**STATED EXERCISE:** Repeat the listing in full, exactly as it stands.

**MATERIAL SUPPLIED:**
"""

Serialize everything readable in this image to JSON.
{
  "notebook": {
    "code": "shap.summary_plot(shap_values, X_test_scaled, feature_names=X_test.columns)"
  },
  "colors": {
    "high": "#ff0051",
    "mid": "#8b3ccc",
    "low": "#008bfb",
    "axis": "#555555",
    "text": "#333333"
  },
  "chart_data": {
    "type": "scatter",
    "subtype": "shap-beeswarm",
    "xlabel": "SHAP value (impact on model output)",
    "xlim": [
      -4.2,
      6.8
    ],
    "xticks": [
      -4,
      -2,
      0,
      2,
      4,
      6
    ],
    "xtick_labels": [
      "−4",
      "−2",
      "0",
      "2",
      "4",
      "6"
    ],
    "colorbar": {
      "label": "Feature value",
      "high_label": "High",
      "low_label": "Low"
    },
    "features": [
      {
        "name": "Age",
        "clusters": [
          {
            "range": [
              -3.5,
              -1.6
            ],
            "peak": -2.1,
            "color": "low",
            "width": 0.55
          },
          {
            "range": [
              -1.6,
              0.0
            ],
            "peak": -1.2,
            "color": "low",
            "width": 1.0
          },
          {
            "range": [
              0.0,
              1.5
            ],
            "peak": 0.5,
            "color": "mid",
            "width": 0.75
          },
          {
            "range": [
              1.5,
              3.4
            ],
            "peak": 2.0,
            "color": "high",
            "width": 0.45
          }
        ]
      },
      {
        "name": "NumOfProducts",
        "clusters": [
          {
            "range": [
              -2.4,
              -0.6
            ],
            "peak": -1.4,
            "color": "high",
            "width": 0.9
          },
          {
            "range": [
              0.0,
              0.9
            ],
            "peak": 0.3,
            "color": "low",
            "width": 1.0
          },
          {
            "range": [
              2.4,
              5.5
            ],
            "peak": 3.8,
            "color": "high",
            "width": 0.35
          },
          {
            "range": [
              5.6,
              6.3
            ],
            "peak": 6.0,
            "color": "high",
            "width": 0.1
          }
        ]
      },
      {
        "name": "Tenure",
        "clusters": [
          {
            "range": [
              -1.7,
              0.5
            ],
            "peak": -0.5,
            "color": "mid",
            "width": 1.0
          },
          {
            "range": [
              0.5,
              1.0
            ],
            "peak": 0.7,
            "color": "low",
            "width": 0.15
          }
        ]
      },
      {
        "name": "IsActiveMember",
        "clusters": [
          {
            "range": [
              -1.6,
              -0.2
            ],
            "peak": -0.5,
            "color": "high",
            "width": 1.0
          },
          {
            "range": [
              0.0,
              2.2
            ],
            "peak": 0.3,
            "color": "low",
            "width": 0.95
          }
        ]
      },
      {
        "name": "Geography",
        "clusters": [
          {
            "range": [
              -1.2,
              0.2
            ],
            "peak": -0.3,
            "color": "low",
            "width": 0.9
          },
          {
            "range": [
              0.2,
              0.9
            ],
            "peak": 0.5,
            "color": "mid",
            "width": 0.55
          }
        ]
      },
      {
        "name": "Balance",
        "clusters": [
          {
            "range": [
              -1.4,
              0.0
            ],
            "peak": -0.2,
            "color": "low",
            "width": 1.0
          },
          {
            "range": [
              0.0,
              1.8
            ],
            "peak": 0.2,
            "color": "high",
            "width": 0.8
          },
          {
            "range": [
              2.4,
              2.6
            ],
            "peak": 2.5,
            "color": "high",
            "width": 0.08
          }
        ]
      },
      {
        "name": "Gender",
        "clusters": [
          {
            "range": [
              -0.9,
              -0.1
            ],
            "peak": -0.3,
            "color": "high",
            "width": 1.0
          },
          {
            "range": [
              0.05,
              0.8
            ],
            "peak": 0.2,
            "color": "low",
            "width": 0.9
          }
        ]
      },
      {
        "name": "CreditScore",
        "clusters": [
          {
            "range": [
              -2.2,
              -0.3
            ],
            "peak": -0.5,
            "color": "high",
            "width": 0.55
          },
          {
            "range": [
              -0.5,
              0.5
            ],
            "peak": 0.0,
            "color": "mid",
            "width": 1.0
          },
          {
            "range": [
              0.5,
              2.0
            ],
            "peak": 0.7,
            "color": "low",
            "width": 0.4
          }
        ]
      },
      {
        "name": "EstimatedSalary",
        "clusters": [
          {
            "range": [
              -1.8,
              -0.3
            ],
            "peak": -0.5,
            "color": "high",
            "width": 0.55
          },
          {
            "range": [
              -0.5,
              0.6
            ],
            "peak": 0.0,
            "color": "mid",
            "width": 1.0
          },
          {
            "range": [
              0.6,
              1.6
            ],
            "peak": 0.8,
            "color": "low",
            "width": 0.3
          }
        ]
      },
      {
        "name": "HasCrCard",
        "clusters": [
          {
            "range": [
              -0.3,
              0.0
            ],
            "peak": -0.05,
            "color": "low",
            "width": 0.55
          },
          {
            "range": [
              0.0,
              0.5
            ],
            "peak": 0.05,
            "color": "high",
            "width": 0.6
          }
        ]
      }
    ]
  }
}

"""

**EXERCISE RESULT:**
Serialize everything readable in this image to JSON.
{
  "notebook": {
    "code": "shap.summary_plot(shap_values, X_test_scaled, feature_names=X_test.columns)"
  },
  "colors": {
    "high": "#ff0051",
    "mid": "#8b3ccc",
    "low": "#008bfb",
    "axis": "#555555",
    "text": "#333333"
  },
  "chart_data": {
    "type": "scatter",
    "subtype": "shap-beeswarm",
    "xlabel": "SHAP value (impact on model output)",
    "xlim": [
      -4.2,
      6.8
    ],
    "xticks": [
      -4,
      -2,
      0,
      2,
      4,
      6
    ],
    "xtick_labels": [
      "−4",
      "−2",
      "0",
      "2",
      "4",
      "6"
    ],
    "colorbar": {
      "label": "Feature value",
      "high_label": "High",
      "low_label": "Low"
    },
    "features": [
      {
        "name": "Age",
        "clusters": [
          {
            "range": [
              -3.5,
              -1.6
            ],
            "peak": -2.1,
            "color": "low",
            "width": 0.55
          },
          {
            "range": [
              -1.6,
              0.0
            ],
            "peak": -1.2,
            "color": "low",
            "width": 1.0
          },
          {
            "range": [
              0.0,
              1.5
            ],
            "peak": 0.5,
            "color": "mid",
            "width": 0.75
          },
          {
            "range": [
              1.5,
              3.4
            ],
            "peak": 2.0,
            "color": "high",
            "width": 0.45
          }
        ]
      },
      {
        "name": "NumOfProducts",
        "clusters": [
          {
            "range": [
              -2.4,
              -0.6
            ],
            "peak": -1.4,
            "color": "high",
            "width": 0.9
          },
          {
            "range": [
              0.0,
              0.9
            ],
            "peak": 0.3,
            "color": "low",
            "width": 1.0
          },
          {
            "range": [
              2.4,
              5.5
            ],
            "peak": 3.8,
            "color": "high",
            "width": 0.35
          },
          {
            "range": [
              5.6,
              6.3
            ],
            "peak": 6.0,
            "color": "high",
            "width": 0.1
          }
        ]
      },
      {
        "name": "Tenure",
        "clusters": [
          {
            "range": [
              -1.7,
              0.5
            ],
            "peak": -0.5,
            "color": "mid",
            "width": 1.0
          },
          {
            "range": [
              0.5,
              1.0
            ],
            "peak": 0.7,
            "color": "low",
            "width": 0.15
          }
        ]
      },
      {
        "name": "IsActiveMember",
        "clusters": [
          {
            "range": [
              -1.6,
              -0.2
            ],
            "peak": -0.5,
            "color": "high",
            "width": 1.0
          },
          {
            "range": [
              0.0,
              2.2
            ],
            "peak": 0.3,
            "color": "low",
            "width": 0.95
          }
        ]
      },
      {
        "name": "Geography",
        "clusters": [
          {
            "range": [
              -1.2,
              0.2
            ],
            "peak": -0.3,
            "color": "low",
            "width": 0.9
          },
          {
            "range": [
              0.2,
              0.9
            ],
            "peak": 0.5,
            "color": "mid",
            "width": 0.55
          }
        ]
      },
      {
        "name": "Balance",
        "clusters": [
          {
            "range": [
              -1.4,
              0.0
            ],
            "peak": -0.2,
            "color": "low",
            "width": 1.0
          },
          {
            "range": [
              0.0,
              1.8
            ],
            "peak": 0.2,
            "color": "high",
            "width": 0.8
          },
          {
            "range": [
              2.4,
              2.6
            ],
            "peak": 2.5,
            "color": "high",
            "width": 0.08
          }
        ]
      },
      {
        "name": "Gender",
        "clusters": [
          {
            "range": [
              -0.9,
              -0.1
            ],
            "peak": -0.3,
            "color": "high",
            "width": 1.0
          },
          {
            "range": [
              0.05,
              0.8
            ],
            "peak": 0.2,
            "color": "low",
            "width": 0.9
          }
        ]
      },
      {
        "name": "CreditScore",
        "clusters": [
          {
            "range": [
              -2.2,
              -0.3
            ],
            "peak": -0.5,
            "color": "high",
            "width": 0.55
          },
          {
            "range": [
              -0.5,
              0.5
            ],
            "peak": 0.0,
            "color": "mid",
            "width": 1.0
          },
          {
            "range": [
              0.5,
              2.0
            ],
            "peak": 0.7,
            "color": "low",
            "width": 0.4
          }
        ]
      },
      {
        "name": "EstimatedSalary",
        "clusters": [
          {
            "range": [
              -1.8,
              -0.3
            ],
            "peak": -0.5,
            "color": "high",
            "width": 0.55
          },
          {
            "range": [
              -0.5,
              0.6
            ],
            "peak": 0.0,
            "color": "mid",
            "width": 1.0
          },
          {
            "range": [
              0.6,
              1.6
            ],
            "peak": 0.8,
            "color": "low",
            "width": 0.3
          }
        ]
      },
      {
        "name": "HasCrCard",
        "clusters": [
          {
            "range": [
              -0.3,
              0.0
            ],
            "peak": -0.05,
            "color": "low",
            "width": 0.55
          },
          {
            "range": [
              0.0,
              0.5
            ],
            "peak": 0.05,
            "color": "high",
            "width": 0.6
          }
        ]
      }
    ]
  }
}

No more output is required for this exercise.